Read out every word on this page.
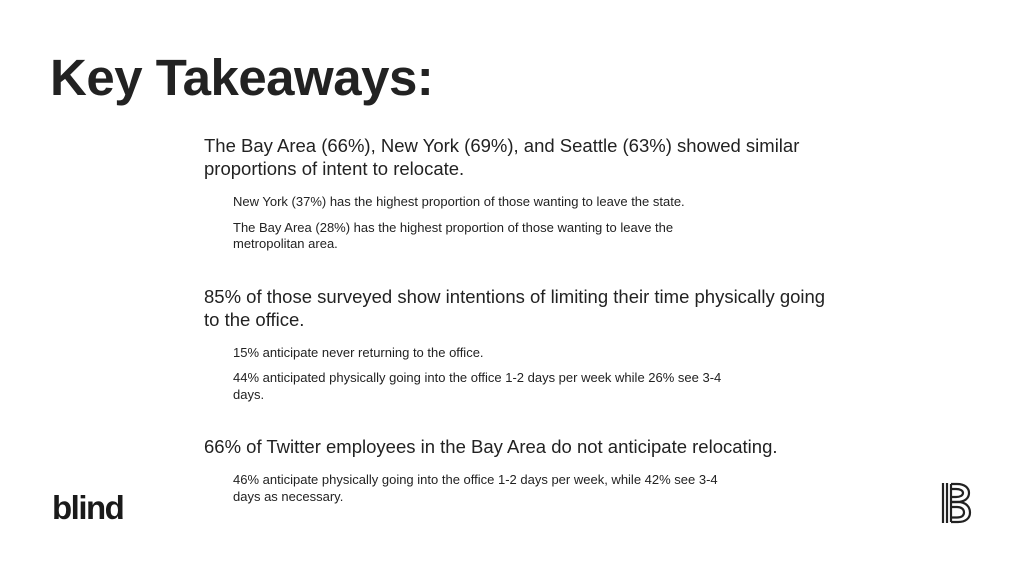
Key Takeaways:

The Bay Area (66%), New York (69%), and Seattle (63%) showed similar proportions of intent to relocate.

New York (37%) has the highest proportion of those wanting to leave the state.

The Bay Area (28%) has the highest proportion of those wanting to leave the metropolitan area.

85% of those surveyed show intentions of limiting their time physically going to the office.

15% anticipate never returning to the office.

44% anticipated physically going into the office 1-2 days per week while 26% see 3-4 days.

66% of Twitter employees in the Bay Area do not anticipate relocating.

46% anticipate physically going into the office 1-2 days per week, while 42% see 3-4 days as necessary.

blind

════════════════

WRITTEN REQUEST:
Reproduce every entry exactly, but omit each picture.

SOLUTION TO THE EXERCISE:
Read out every word on this page.
Key Takeaways:

The Bay Area (66%), New York (69%), and Seattle (63%) showed similar proportions of intent to relocate.

New York (37%) has the highest proportion of those wanting to leave the state.

The Bay Area (28%) has the highest proportion of those wanting to leave the metropolitan area.

85% of those surveyed show intentions of limiting their time physically going to the office.

15% anticipate never returning to the office.

44% anticipated physically going into the office 1-2 days per week while 26% see 3-4 days.

66% of Twitter employees in the Bay Area do not anticipate relocating.

46% anticipate physically going into the office 1-2 days per week, while 42% see 3-4 days as necessary.

blind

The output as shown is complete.